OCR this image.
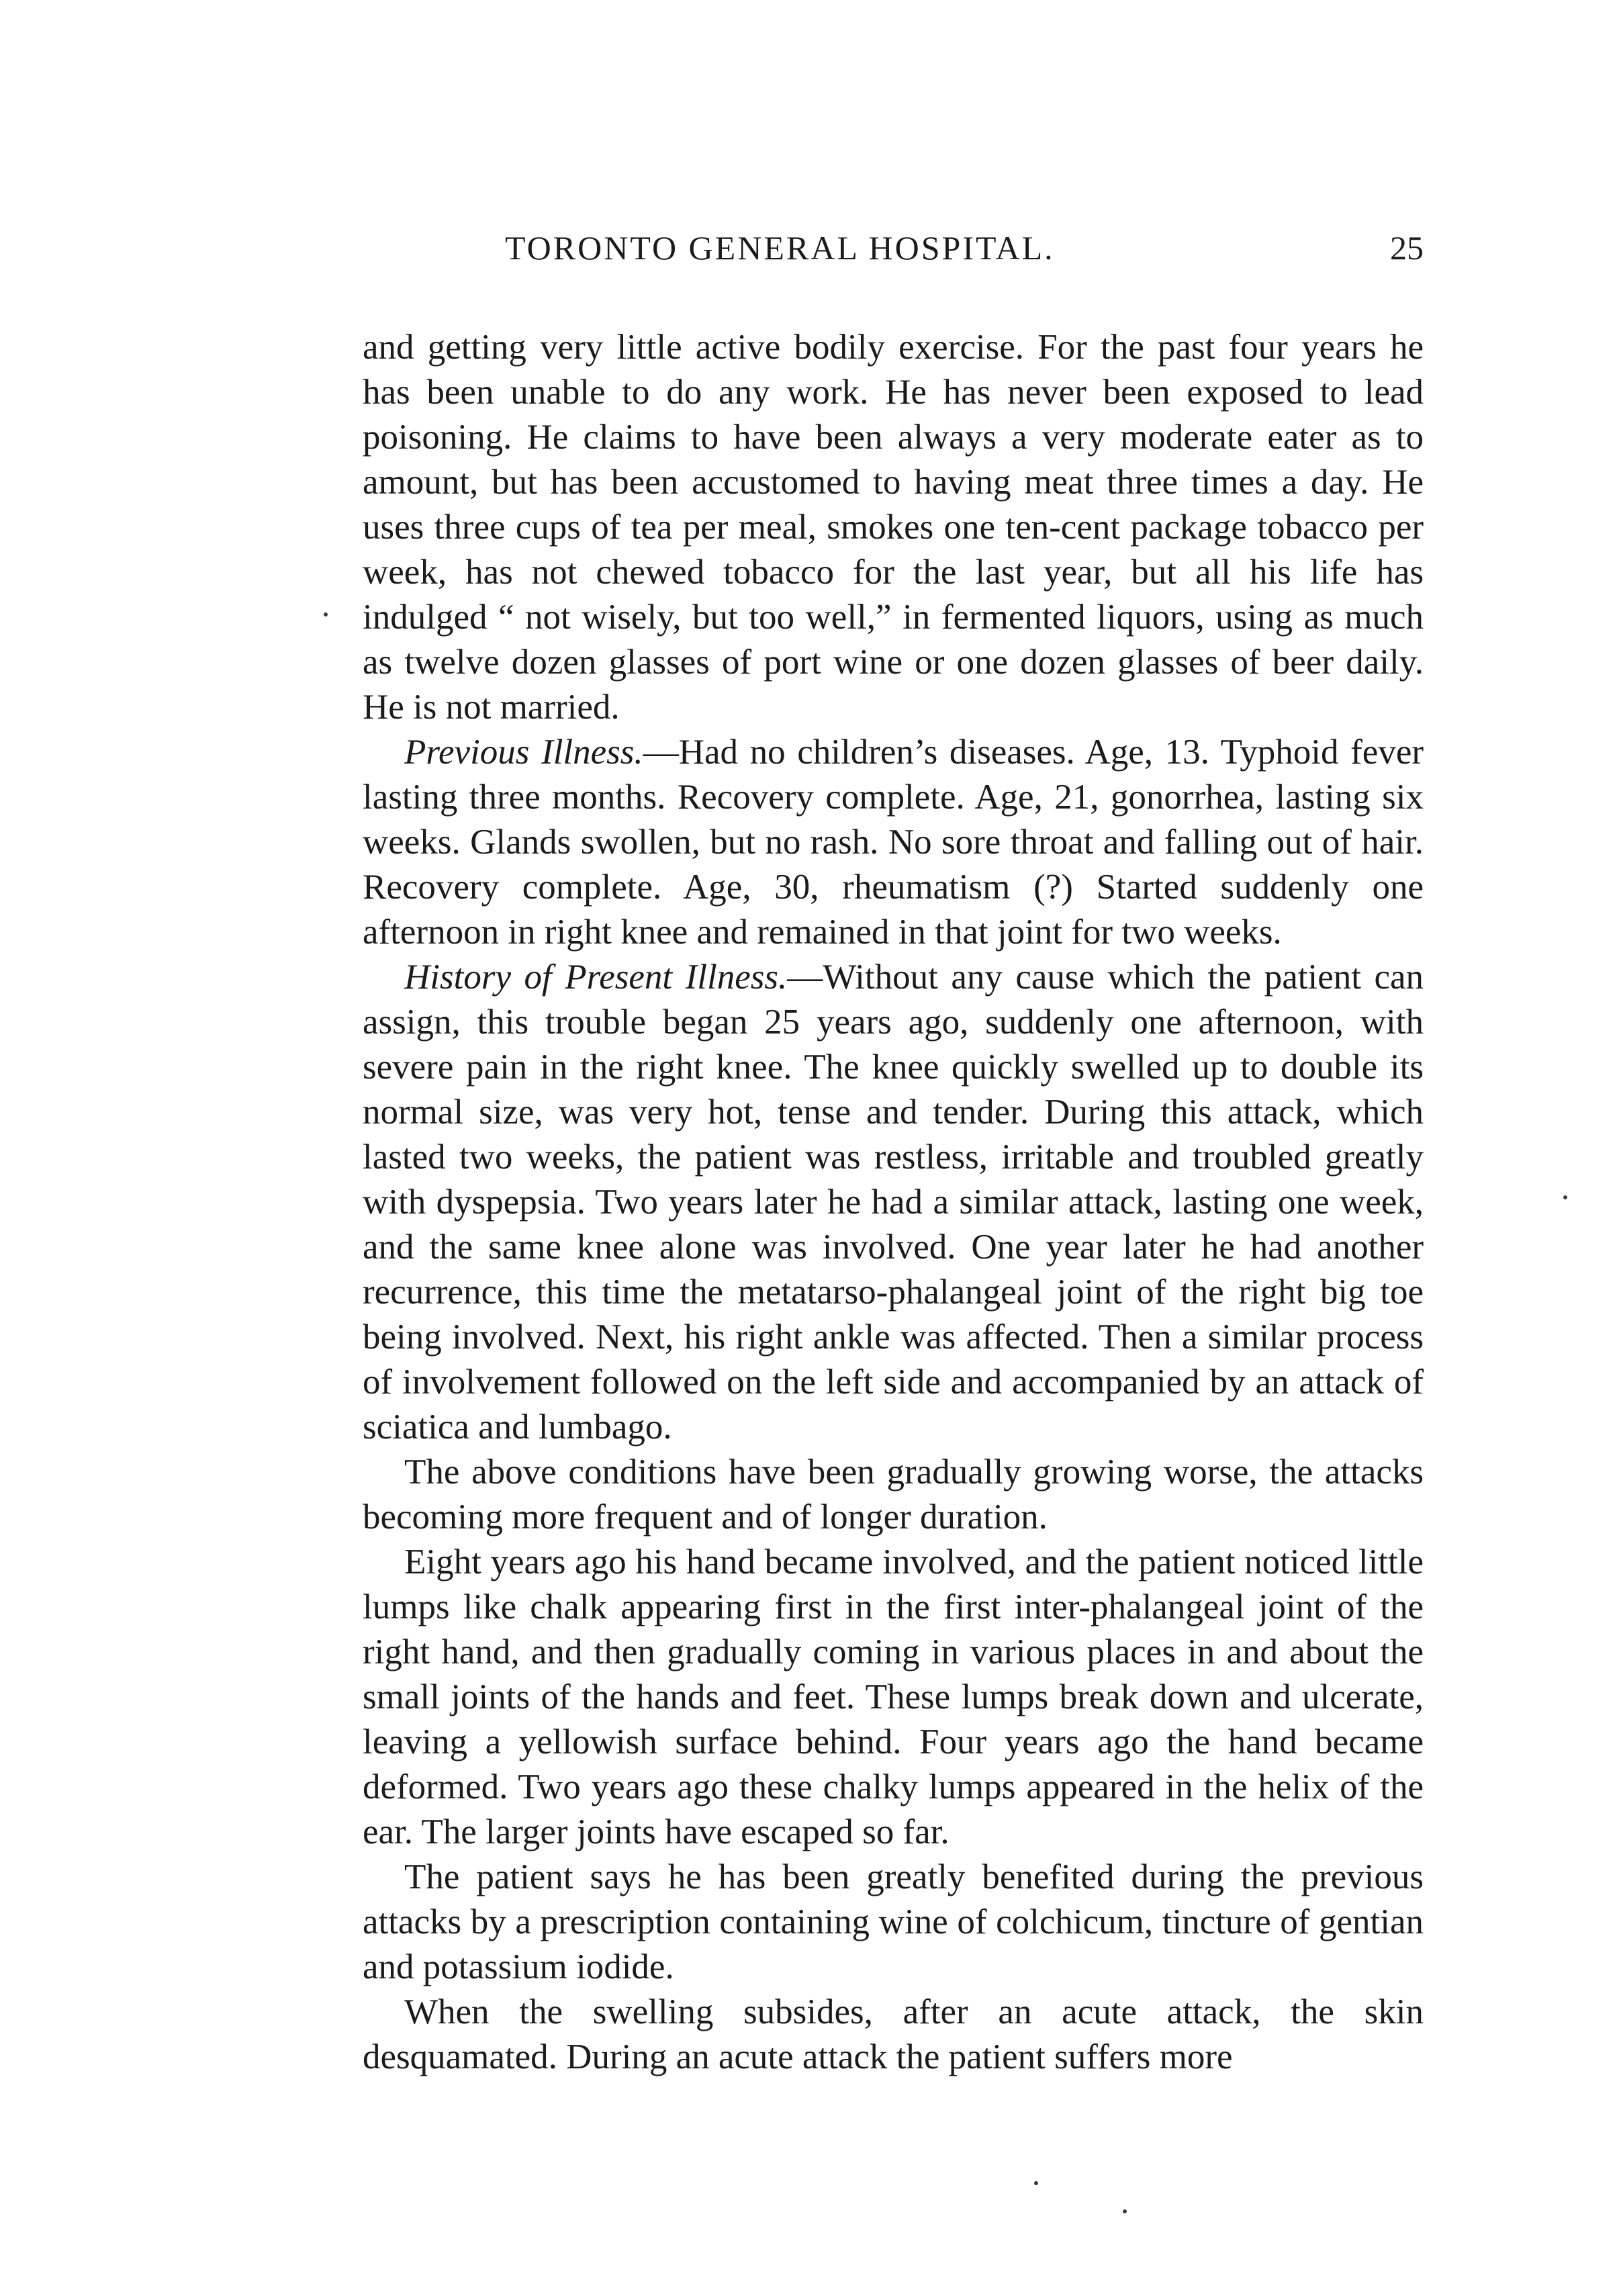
TORONTO GENERAL HOSPITAL.	25

and getting very little active bodily exercise. For the past four years he has been unable to do any work. He has never been exposed to lead poisoning. He claims to have been always a very moderate eater as to amount, but has been accustomed to having meat three times a day. He uses three cups of tea per meal, smokes one ten-cent package tobacco per week, has not chewed tobacco for the last year, but all his life has indulged “ not wisely, but too well,” in fermented liquors, using as much as twelve dozen glasses of port wine or one dozen glasses of beer daily. He is not married.

Previous Illness.—Had no children’s diseases. Age, 13. Typhoid fever lasting three months. Recovery complete. Age, 21, gonorrhea, lasting six weeks. Glands swollen, but no rash. No sore throat and falling out of hair. Recovery complete. Age, 30, rheumatism (?) Started suddenly one afternoon in right knee and remained in that joint for two weeks.

History of Present Illness.—Without any cause which the patient can assign, this trouble began 25 years ago, suddenly one afternoon, with severe pain in the right knee. The knee quickly swelled up to double its normal size, was very hot, tense and tender. During this attack, which lasted two weeks, the patient was restless, irritable and troubled greatly with dyspepsia. Two years later he had a similar attack, lasting one week, and the same knee alone was involved. One year later he had another recurrence, this time the metatarso-phalangeal joint of the right big toe being involved. Next, his right ankle was affected. Then a similar process of involvement followed on the left side and accompanied by an attack of sciatica and lumbago.

The above conditions have been gradually growing worse, the attacks becoming more frequent and of longer duration.

Eight years ago his hand became involved, and the patient noticed little lumps like chalk appearing first in the first inter-phalangeal joint of the right hand, and then gradually coming in various places in and about the small joints of the hands and feet. These lumps break down and ulcerate, leaving a yellowish surface behind. Four years ago the hand became deformed. Two years ago these chalky lumps appeared in the helix of the ear. The larger joints have escaped so far.

The patient says he has been greatly benefited during the previous attacks by a prescription containing wine of colchicum, tincture of gentian and potassium iodide.

When the swelling subsides, after an acute attack, the skin desquamated. During an acute attack the patient suffers more
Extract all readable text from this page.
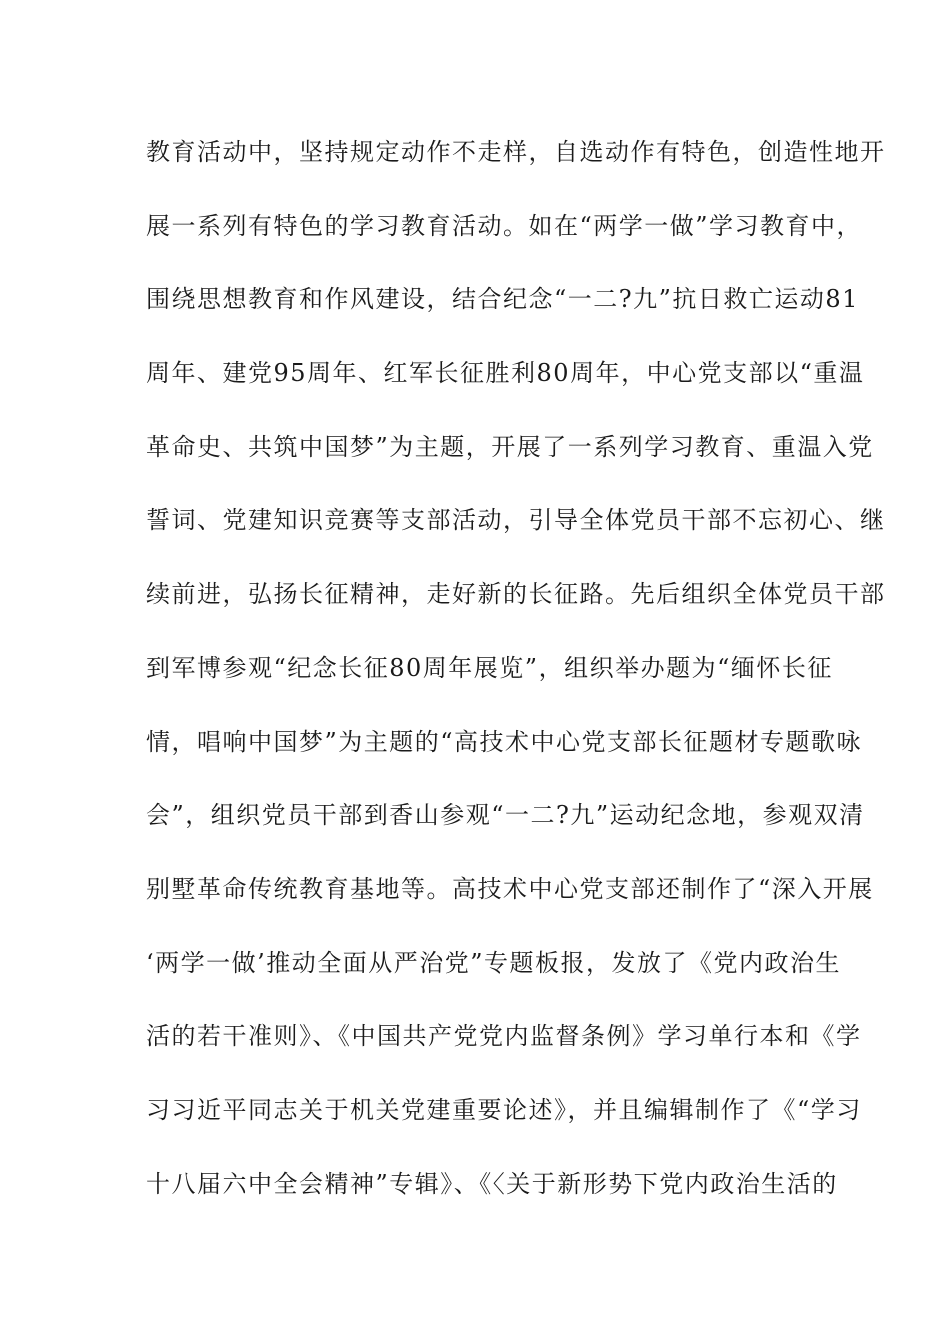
教育活动中，坚持规定动作不走样，自选动作有特色，创造性地开
展一系列有特色的学习教育活动。如在“两学一做”学习教育中，
围绕思想教育和作风建设，结合纪念“一二?九”抗日救亡运动81
周年、建党95周年、红军长征胜利80周年，中心党支部以“重温
革命史、共筑中国梦”为主题，开展了一系列学习教育、重温入党
誓词、党建知识竞赛等支部活动，引导全体党员干部不忘初心、继
续前进，弘扬长征精神，走好新的长征路。先后组织全体党员干部
到军博参观“纪念长征80周年展览”，组织举办题为“缅怀长征
情，唱响中国梦”为主题的“高技术中心党支部长征题材专题歌咏
会”，组织党员干部到香山参观“一二?九”运动纪念地，参观双清
别墅革命传统教育基地等。高技术中心党支部还制作了“深入开展
‘两学一做’推动全面从严治党”专题板报，发放了《党内政治生
活的若干准则》、《中国共产党党内监督条例》学习单行本和《学
习习近平同志关于机关党建重要论述》，并且编辑制作了《“学习
十八届六中全会精神”专辑》、《〈关于新形势下党内政治生活的
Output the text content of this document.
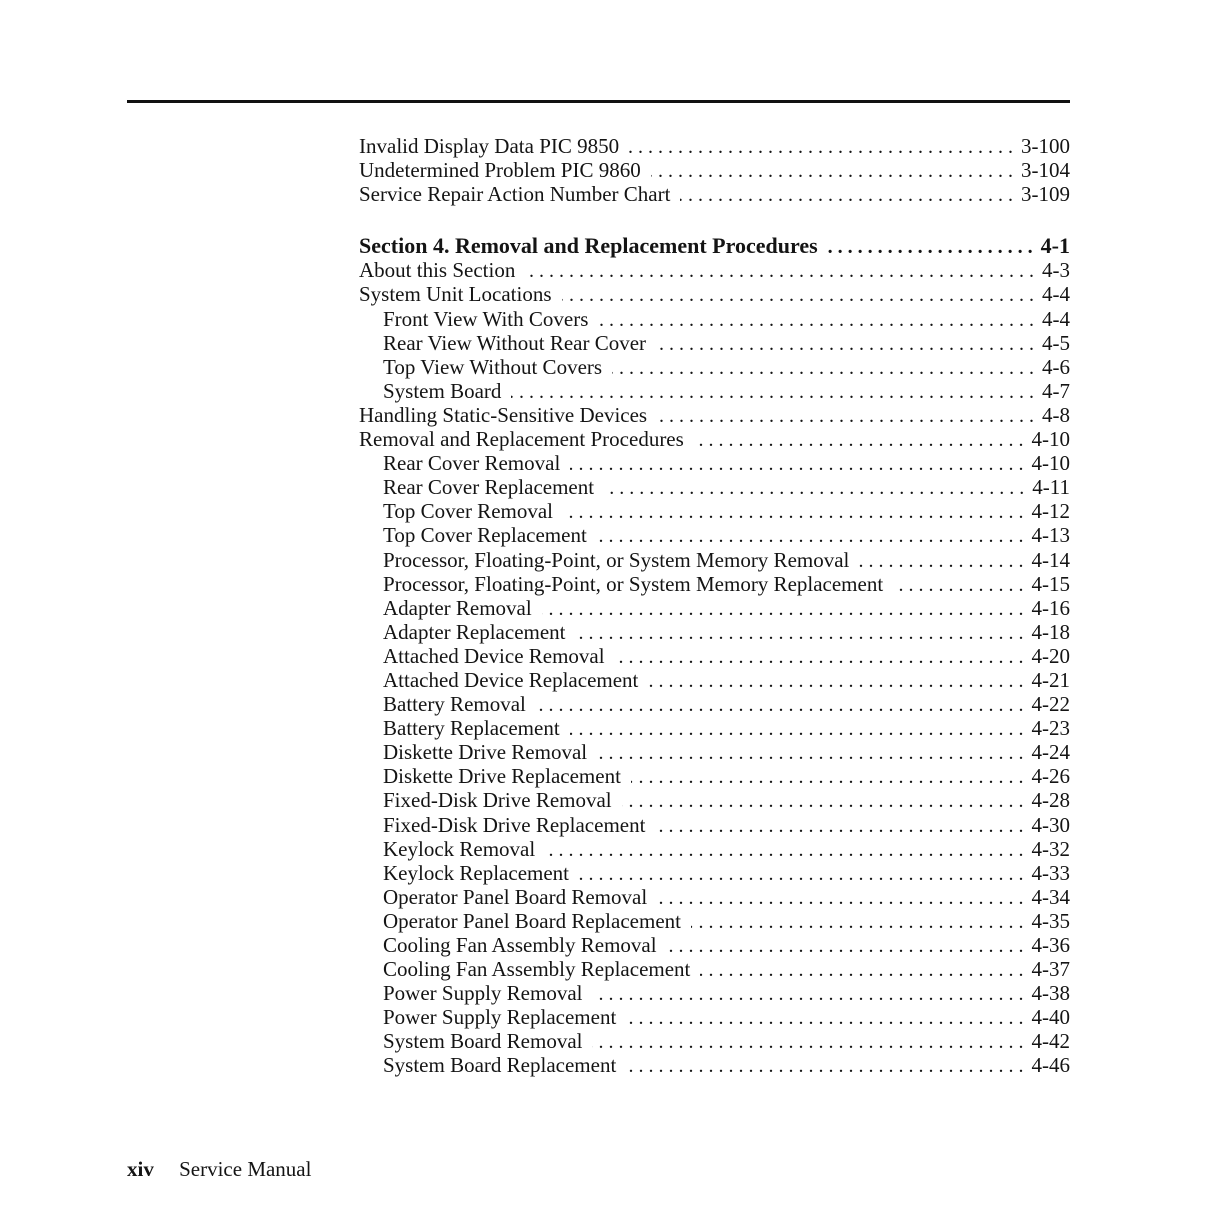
Invalid Display Data PIC 9850 . . .	3-100
Undetermined Problem PIC 9860 . . .	3-104
Service Repair Action Number Chart . . .	3-109
Section 4. Removal and Replacement Procedures . . .	4-1
About this Section . . .	4-3
System Unit Locations . . .	4-4
Front View With Covers . . .	4-4
Rear View Without Rear Cover . . .	4-5
Top View Without Covers . . .	4-6
System Board . . .	4-7
Handling Static-Sensitive Devices . . .	4-8
Removal and Replacement Procedures . . .	4-10
Rear Cover Removal . . .	4-10
Rear Cover Replacement . . .	4-11
Top Cover Removal . . .	4-12
Top Cover Replacement . . .	4-13
Processor, Floating-Point, or System Memory Removal . . .	4-14
Processor, Floating-Point, or System Memory Replacement . . .	4-15
Adapter Removal . . .	4-16
Adapter Replacement . . .	4-18
Attached Device Removal . . .	4-20
Attached Device Replacement . . .	4-21
Battery Removal . . .	4-22
Battery Replacement . . .	4-23
Diskette Drive Removal . . .	4-24
Diskette Drive Replacement . . .	4-26
Fixed-Disk Drive Removal . . .	4-28
Fixed-Disk Drive Replacement . . .	4-30
Keylock Removal . . .	4-32
Keylock Replacement . . .	4-33
Operator Panel Board Removal . . .	4-34
Operator Panel Board Replacement . . .	4-35
Cooling Fan Assembly Removal . . .	4-36
Cooling Fan Assembly Replacement . . .	4-37
Power Supply Removal . . .	4-38
Power Supply Replacement . . .	4-40
System Board Removal . . .	4-42
System Board Replacement . . .	4-46
xiv Service Manual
# # #
◆ Directions
Tell how many lines include "gradually". The number is the whole answer.

◆ Written reply
2